▸ Do this
Leave out the pictures and transcribe the rest of the records exactly.

-*-

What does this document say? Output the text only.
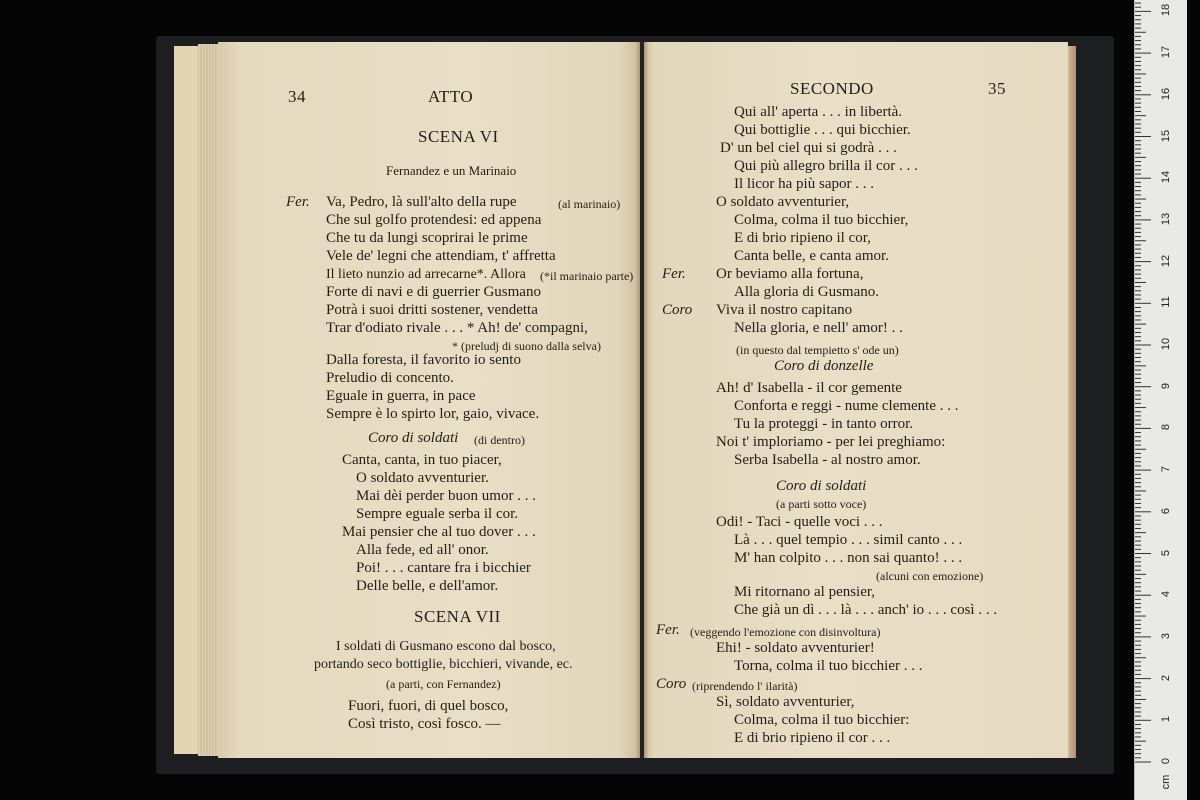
34	ATTO
SCENA VI
Fernandez e un Marinaio
Fer. Va, Pedro, là sull'alto della rupe	(al marinaio)
Che sul golfo protendesi: ed appena
Che tu da lungi scoprirai le prime
Vele de' legni che attendiam, t' affretta
Il lieto nunzio ad arrecarne*. Allora (*il marinaio parte)
Forte di navi e di guerrier Gusmano
Potrà i suoi dritti sostener, vendetta
Trar d'odiato rivale . . . * Ah! de' compagni,
* (preludj di suono dalla selva)
Dalla foresta, il favorito io sento
Preludio di concento.
Eguale in guerra, in pace
Sempre è lo spirto lor, gaio, vivace.
Coro di soldati (di dentro)
Canta, canta, in tuo piacer,
O soldato avventurier.
Mai dèi perder buon umor . . .
Sempre eguale serba il cor.
Mai pensier che al tuo dover . . .
Alla fede, ed all' onor.
Poi! . . . cantare fra i bicchier
Delle belle, e dell'amor.
SCENA VII
I soldati di Gusmano escono dal bosco,
portando seco bottiglie, bicchieri, vivande, ec.
(a parti, con Fernandez)
Fuori, fuori, di quel bosco,
Così tristo, così fosco. —
SECONDO	35
Qui all' aperta . . . in libertà.
Qui bottiglie . . . qui bicchier.
D' un bel ciel qui si godrà . . .
Qui più allegro brilla il cor . . .
Il licor ha più sapor . . .
O soldato avventurier,
Colma, colma il tuo bicchier,
E di brio ripieno il cor,
Canta belle, e canta amor.
Fer. Or beviamo alla fortuna,
Alla gloria di Gusmano.
Coro Viva il nostro capitano
Nella gloria, e nell' amor! . .
(in questo dal tempietto s' ode un)
Coro di donzelle
Ah! d' Isabella - il cor gemente
Conforta e reggi - nume clemente . . .
Tu la proteggi - in tanto orror.
Noi t' imploriamo - per lei preghiamo:
Serba Isabella - al nostro amor.
Coro di soldati
(a parti sotto voce)
Odi! - Taci - quelle voci . . .
Là . . . quel tempio . . . simil canto . . .
M' han colpito . . . non sai quanto! . . .
(alcuni con emozione)
Mi ritornano al pensier,
Che già un dì . . . là . . . anch' io . . . così . . .
Fer. (veggendo l'emozione con disinvoltura)
Ehi! - soldato avventurier!
Torna, colma il tuo bicchier . . .
Coro (riprendendo l' ilarità)
Sì, soldato avventurier,
Colma, colma il tuo bicchier:
E di brio ripieno il cor . . .
0
1
2
3
4
5
6
7
8
9
10
11
12
13
14
15
16
17
18
cm
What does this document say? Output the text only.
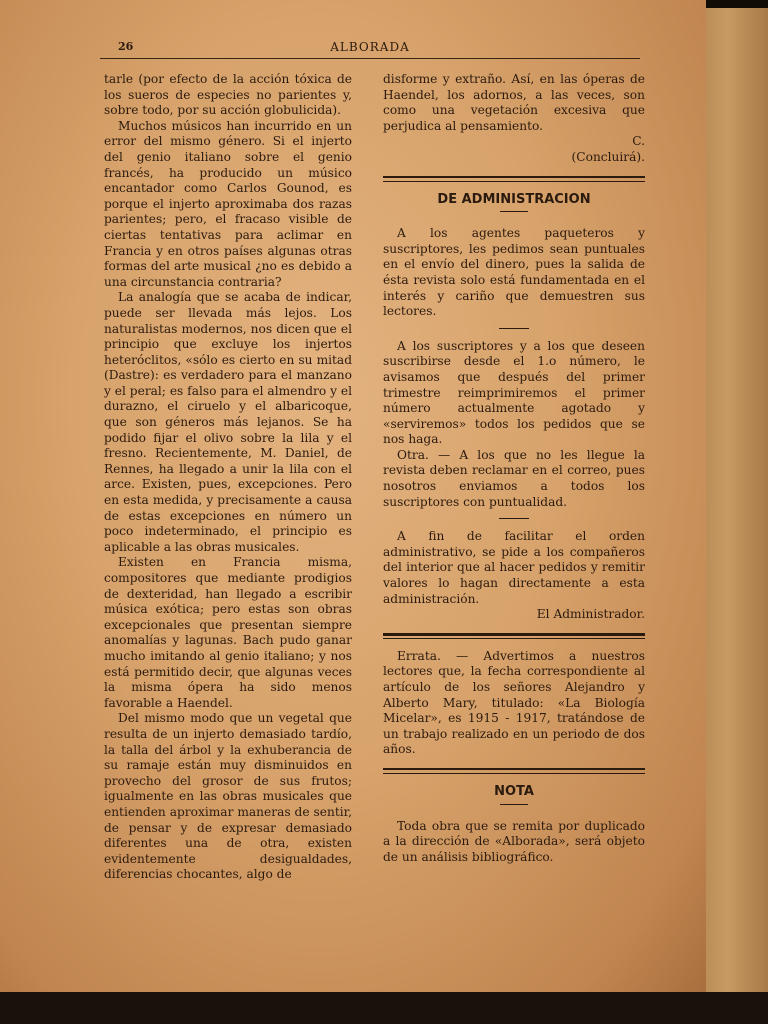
26	ALBORADA

tarle (por efecto de la acción tóxica de los sueros de especies no parientes y, sobre todo, por su acción globulicida).

Muchos músicos han incurrido en un error del mismo género. Si el injerto del genio italiano sobre el genio francés, ha producido un músico encantador como Carlos Gounod, es porque el injerto aproximaba dos razas parientes; pero, el fracaso visible de ciertas tentativas para aclimar en Francia y en otros países algunas otras formas del arte musical ¿no es debido a una circunstancia contraria?

La analogía que se acaba de indicar, puede ser llevada más lejos. Los naturalistas modernos, nos dicen que el principio que excluye los injertos heteróclitos, «sólo es cierto en su mitad (Dastre): es verdadero para el manzano y el peral; es falso para el almendro y el durazno, el ciruelo y el albaricoque, que son géneros más lejanos. Se ha podido fijar el olivo sobre la lila y el fresno. Recientemente, M. Daniel, de Rennes, ha llegado a unir la lila con el arce. Existen, pues, excepciones. Pero en esta medida, y precisamente a causa de estas excepciones en número un poco indeterminado, el principio es aplicable a las obras musicales.

Existen en Francia misma, compositores que mediante prodigios de dexteridad, han llegado a escribir música exótica; pero estas son obras excepcionales que presentan siempre anomalías y lagunas. Bach pudo ganar mucho imitando al genio italiano; y nos está permitido decir, que algunas veces la misma ópera ha sido menos favorable a Haendel.

Del mismo modo que un vegetal que resulta de un injerto demasiado tardío, la talla del árbol y la exhuberancia de su ramaje están muy disminuidos en provecho del grosor de sus frutos; igualmente en las obras musicales que entienden aproximar maneras de sentir, de pensar y de expresar demasiado diferentes una de otra, existen evidentemente desigualdades, diferencias chocantes, algo de

disforme y extraño. Así, en las óperas de Haendel, los adornos, a las veces, son como una vegetación excesiva que perjudica al pensamiento.

C.

(Concluirá).

DE ADMINISTRACION

A los agentes paqueteros y suscriptores, les pedimos sean puntuales en el envío del dinero, pues la salida de ésta revista solo está fundamentada en el interés y cariño que demuestren sus lectores.

A los suscriptores y a los que deseen suscribirse desde el 1.o número, le avisamos que después del primer trimestre reimprimiremos el primer número actualmente agotado y «serviremos» todos los pedidos que se nos haga.

Otra. — A los que no les llegue la revista deben reclamar en el correo, pues nosotros enviamos a todos los suscriptores con puntualidad.

A fin de facilitar el orden administrativo, se pide a los compañeros del interior que al hacer pedidos y remitir valores lo hagan directamente a esta administración.

El Administrador.

Errata. — Advertimos a nuestros lectores que, la fecha correspondiente al artículo de los señores Alejandro y Alberto Mary, titulado: «La Biología Micelar», es 1915 - 1917, tratándose de un trabajo realizado en un periodo de dos años.

NOTA

Toda obra que se remita por duplicado a la dirección de «Alborada», será objeto de un análisis bibliográfico.
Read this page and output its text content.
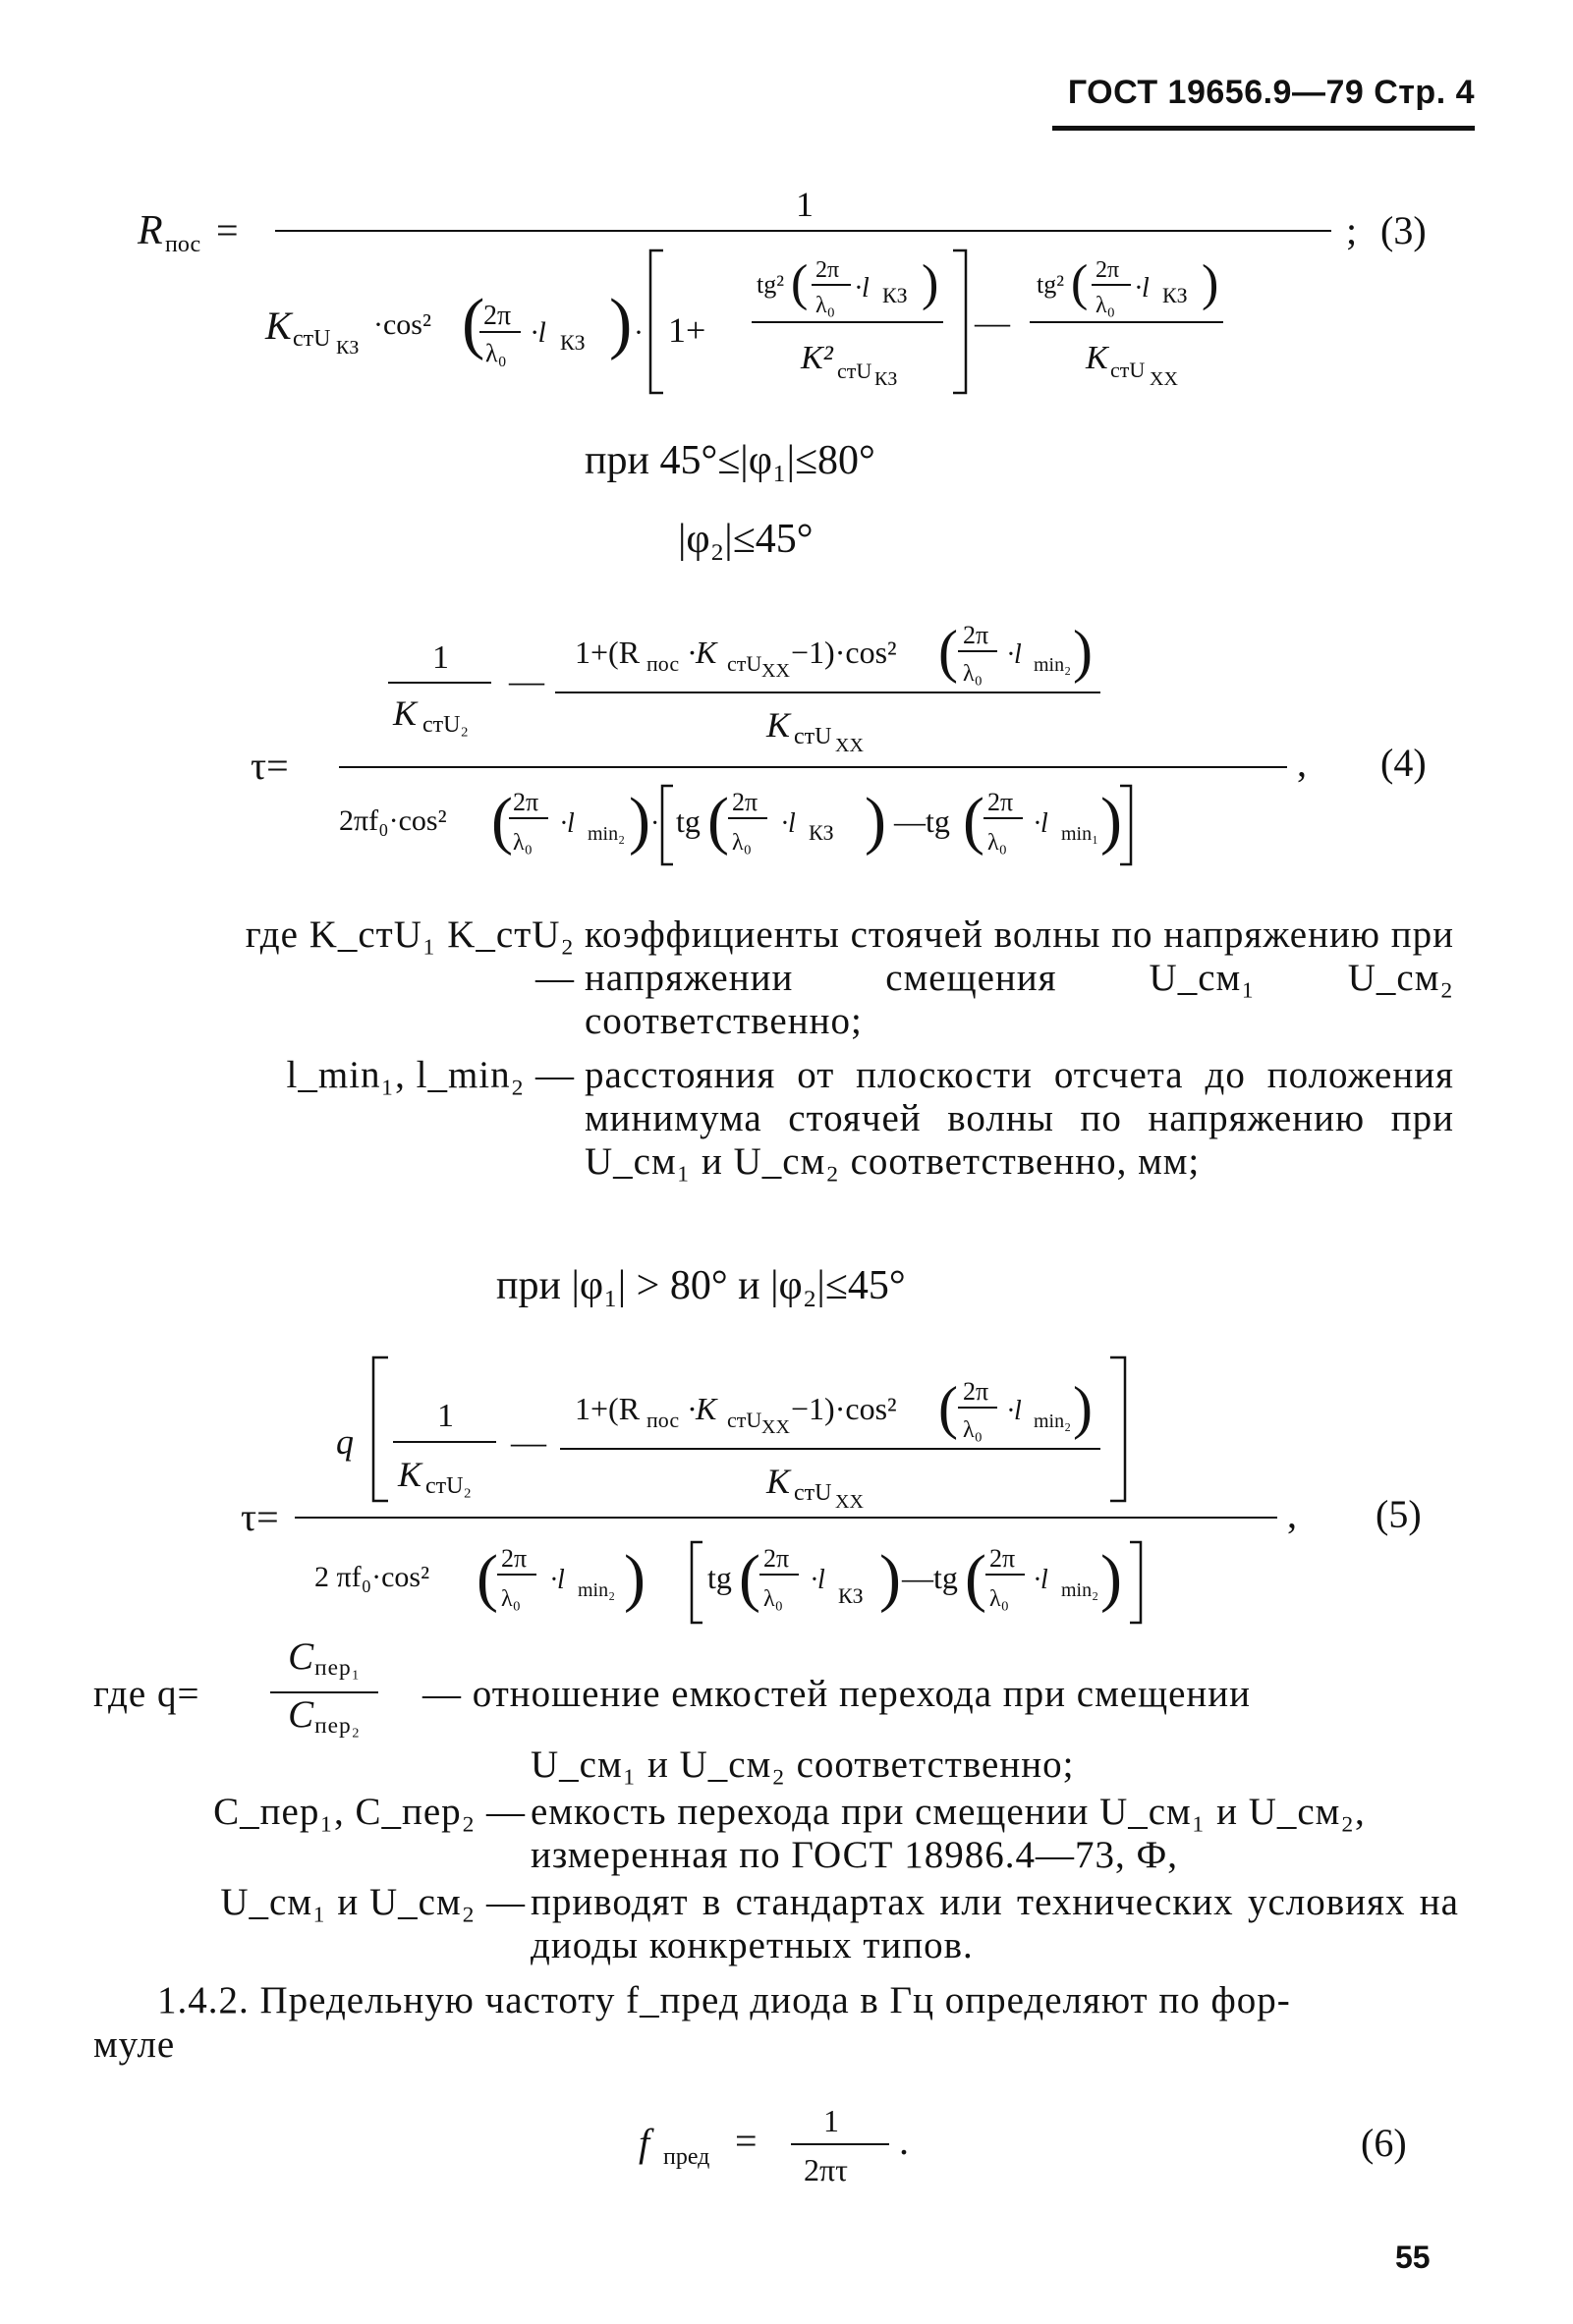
ГОСТ 19656.9—79 Стр. 4
R пос =
1
; (3)
K стU КЗ
·cos² (
2π
λ₀
·l КЗ ) · 1+
tg² ( 2π
λ₀
·l КЗ )
K² стU КЗ
—
tg² ( 2π
λ₀
·l КЗ )
K стU XX
при 45°≤|φ₁|≤80°
|φ₂|≤45°
1
K стU₂
—
1+(R пос ·K стU XX
−1)·cos² ( 2π
λ₀
·l min₂ )
K стU XX
τ=	, (4)
2πf₀·cos² ( 2π
λ₀
·l min₂ ) · tg ( 2π
λ₀
·l КЗ ) —tg ( 2π
λ₀
·l min₁ )
где K_стU₁ K_стU₂ —
коэффициенты стоячей волны по напряжению при напряжении смещения U_см₁ U_см₂ соответственно;
l_min₁, l_min₂ — расстояния от плоскости отсчета до положения минимума стоячей волны по напряжению при U_см₁ и U_см₂ соответственно, мм;
при |φ₁| > 80° и |φ₂|≤45°
q
1
K стU₂
—
1+(R пос ·K стU XX
−1)·cos² ( 2π
λ₀
·l min₂ )
K стU XX
τ=	, (5)
2 πf₀·cos² ( 2π
λ₀
·l min₂ ) tg ( 2π
λ₀
·l
КЗ ) —tg ( 2π
λ₀
·l min₂ )
где q=
$C_{пер_1}$
$C_{пер_2}$
— отношение емкостей перехода при смещении
U_см₁ и U_см₂ соответственно;
C_пер₁, C_пер₂ — емкость перехода при смещении U_см₁ и U_см₂,
измеренная по ГОСТ 18986.4—73, Ф,
U_см₁ и U_см₂ — приводят в стандартах или технических условиях на диоды конкретных типов.
1.4.2. Предельную частоту f_пред диода в Гц определяют по фор-
муле
f пред = 1
2πτ
.	(6)
55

-*-

▸ The answer
What does this document say? Output the text only.
34	ATTO
SCENA VI
Fernandez e un Marinaio
Fer. Va, Pedro, là sull'alto della rupe	(al marinaio)
Che sul golfo protendesi: ed appena
Che tu da lungi scoprirai le prime
Vele de' legni che attendiam, t' affretta
Il lieto nunzio ad arrecarne*. Allora (*il marinaio parte)
Forte di navi e di guerrier Gusmano
Potrà i suoi dritti sostener, vendetta
Trar d'odiato rivale . . . * Ah! de' compagni,
* (preludj di suono dalla selva)
Dalla foresta, il favorito io sento
Preludio di concento.
Eguale in guerra, in pace
Sempre è lo spirto lor, gaio, vivace.
Coro di soldati (di dentro)
Canta, canta, in tuo piacer,
O soldato avventurier.
Mai dèi perder buon umor . . .
Sempre eguale serba il cor.
Mai pensier che al tuo dover . . .
Alla fede, ed all' onor.
Poi! . . . cantare fra i bicchier
Delle belle, e dell'amor.
SCENA VII
I soldati di Gusmano escono dal bosco,
portando seco bottiglie, bicchieri, vivande, ec.
(a parti, con Fernandez)
Fuori, fuori, di quel bosco,
Così tristo, così fosco. —
SECONDO	35
Qui all' aperta . . . in libertà.
Qui bottiglie . . . qui bicchier.
D' un bel ciel qui si godrà . . .
Qui più allegro brilla il cor . . .
Il licor ha più sapor . . .
O soldato avventurier,
Colma, colma il tuo bicchier,
E di brio ripieno il cor,
Canta belle, e canta amor.
Fer. Or beviamo alla fortuna,
Alla gloria di Gusmano.
Coro Viva il nostro capitano
Nella gloria, e nell' amor! . .
(in questo dal tempietto s' ode un)
Coro di donzelle
Ah! d' Isabella - il cor gemente
Conforta e reggi - nume clemente . . .
Tu la proteggi - in tanto orror.
Noi t' imploriamo - per lei preghiamo:
Serba Isabella - al nostro amor.
Coro di soldati
(a parti sotto voce)
Odi! - Taci - quelle voci . . .
Là . . . quel tempio . . . simil canto . . .
M' han colpito . . . non sai quanto! . . .
(alcuni con emozione)
Mi ritornano al pensier,
Che già un dì . . . là . . . anch' io . . . così . . .
Fer. (veggendo l'emozione con disinvoltura)
Ehi! - soldato avventurier!
Torna, colma il tuo bicchier . . .
Coro (riprendendo l' ilarità)
Sì, soldato avventurier,
Colma, colma il tuo bicchier:
E di brio ripieno il cor . . .
0
1
2
3
4
5
6
7
8
9
10
11
12
13
14
15
16
17
18
cm
What does this document say? Output the text only.
26	ALBORADA

tarle (por efecto de la acción tóxica de los sueros de especies no parientes y, sobre todo, por su acción globulicida).

Muchos músicos han incurrido en un error del mismo género. Si el injerto del genio italiano sobre el genio francés, ha producido un músico encantador como Carlos Gounod, es porque el injerto aproximaba dos razas parientes; pero, el fracaso visible de ciertas tentativas para aclimar en Francia y en otros países algunas otras formas del arte musical ¿no es debido a una circunstancia contraria?

La analogía que se acaba de indicar, puede ser llevada más lejos. Los naturalistas modernos, nos dicen que el principio que excluye los injertos heteróclitos, «sólo es cierto en su mitad (Dastre): es verdadero para el manzano y el peral; es falso para el almendro y el durazno, el ciruelo y el albaricoque, que son géneros más lejanos. Se ha podido fijar el olivo sobre la lila y el fresno. Recientemente, M. Daniel, de Rennes, ha llegado a unir la lila con el arce. Existen, pues, excepciones. Pero en esta medida, y precisamente a causa de estas excepciones en número un poco indeterminado, el principio es aplicable a las obras musicales.

Existen en Francia misma, compositores que mediante prodigios de dexteridad, han llegado a escribir música exótica; pero estas son obras excepcionales que presentan siempre anomalías y lagunas. Bach pudo ganar mucho imitando al genio italiano; y nos está permitido decir, que algunas veces la misma ópera ha sido menos favorable a Haendel.

Del mismo modo que un vegetal que resulta de un injerto demasiado tardío, la talla del árbol y la exhuberancia de su ramaje están muy disminuidos en provecho del grosor de sus frutos; igualmente en las obras musicales que entienden aproximar maneras de sentir, de pensar y de expresar demasiado diferentes una de otra, existen evidentemente desigualdades, diferencias chocantes, algo de

disforme y extraño. Así, en las óperas de Haendel, los adornos, a las veces, son como una vegetación excesiva que perjudica al pensamiento.

C.

(Concluirá).

DE ADMINISTRACION

A los agentes paqueteros y suscriptores, les pedimos sean puntuales en el envío del dinero, pues la salida de ésta revista solo está fundamentada en el interés y cariño que demuestren sus lectores.

A los suscriptores y a los que deseen suscribirse desde el 1.o número, le avisamos que después del primer trimestre reimprimiremos el primer número actualmente agotado y «serviremos» todos los pedidos que se nos haga.

Otra. — A los que no les llegue la revista deben reclamar en el correo, pues nosotros enviamos a todos los suscriptores con puntualidad.

A fin de facilitar el orden administrativo, se pide a los compañeros del interior que al hacer pedidos y remitir valores lo hagan directamente a esta administración.

El Administrador.

Errata. — Advertimos a nuestros lectores que, la fecha correspondiente al artículo de los señores Alejandro y Alberto Mary, titulado: «La Biología Micelar», es 1915 - 1917, tratándose de un trabajo realizado en un periodo de dos años.

NOTA

Toda obra que se remita por duplicado a la dirección de «Alborada», será objeto de un análisis bibliográfico.
Read this page and output its text content.
ГОСТ 19656.9—79 Стр. 4
R пос =
1
; (3)
K стU КЗ
·cos² (
2π
λ₀
·l КЗ ) · 1+
tg² ( 2π
λ₀
·l КЗ )
K² стU КЗ
—
tg² ( 2π
λ₀
·l КЗ )
K стU XX
при 45°≤|φ₁|≤80°
|φ₂|≤45°
1
K стU₂
—
1+(R пос ·K стU XX
−1)·cos² ( 2π
λ₀
·l min₂ )
K стU XX
τ=	, (4)
2πf₀·cos² ( 2π
λ₀
·l min₂ ) · tg ( 2π
λ₀
·l КЗ ) —tg ( 2π
λ₀
·l min₁ )
где K_стU₁ K_стU₂ —
коэффициенты стоячей волны по напряжению при напряжении смещения U_см₁ U_см₂ соответственно;
l_min₁, l_min₂ — расстояния от плоскости отсчета до положения минимума стоячей волны по напряжению при U_см₁ и U_см₂ соответственно, мм;
при |φ₁| > 80° и |φ₂|≤45°
q
1
K стU₂
—
1+(R пос ·K стU XX
−1)·cos² ( 2π
λ₀
·l min₂ )
K стU XX
τ=	, (5)
2 πf₀·cos² ( 2π
λ₀
·l min₂ ) tg ( 2π
λ₀
·l
КЗ ) —tg ( 2π
λ₀
·l min₂ )
где q=
$C_{пер_1}$
$C_{пер_2}$
— отношение емкостей перехода при смещении
U_см₁ и U_см₂ соответственно;
C_пер₁, C_пер₂ — емкость перехода при смещении U_см₁ и U_см₂,
измеренная по ГОСТ 18986.4—73, Ф,
U_см₁ и U_см₂ — приводят в стандартах или технических условиях на диоды конкретных типов.
1.4.2. Предельную частоту f_пред диода в Гц определяют по фор-
муле
f пред = 1
2πτ
.	(6)
55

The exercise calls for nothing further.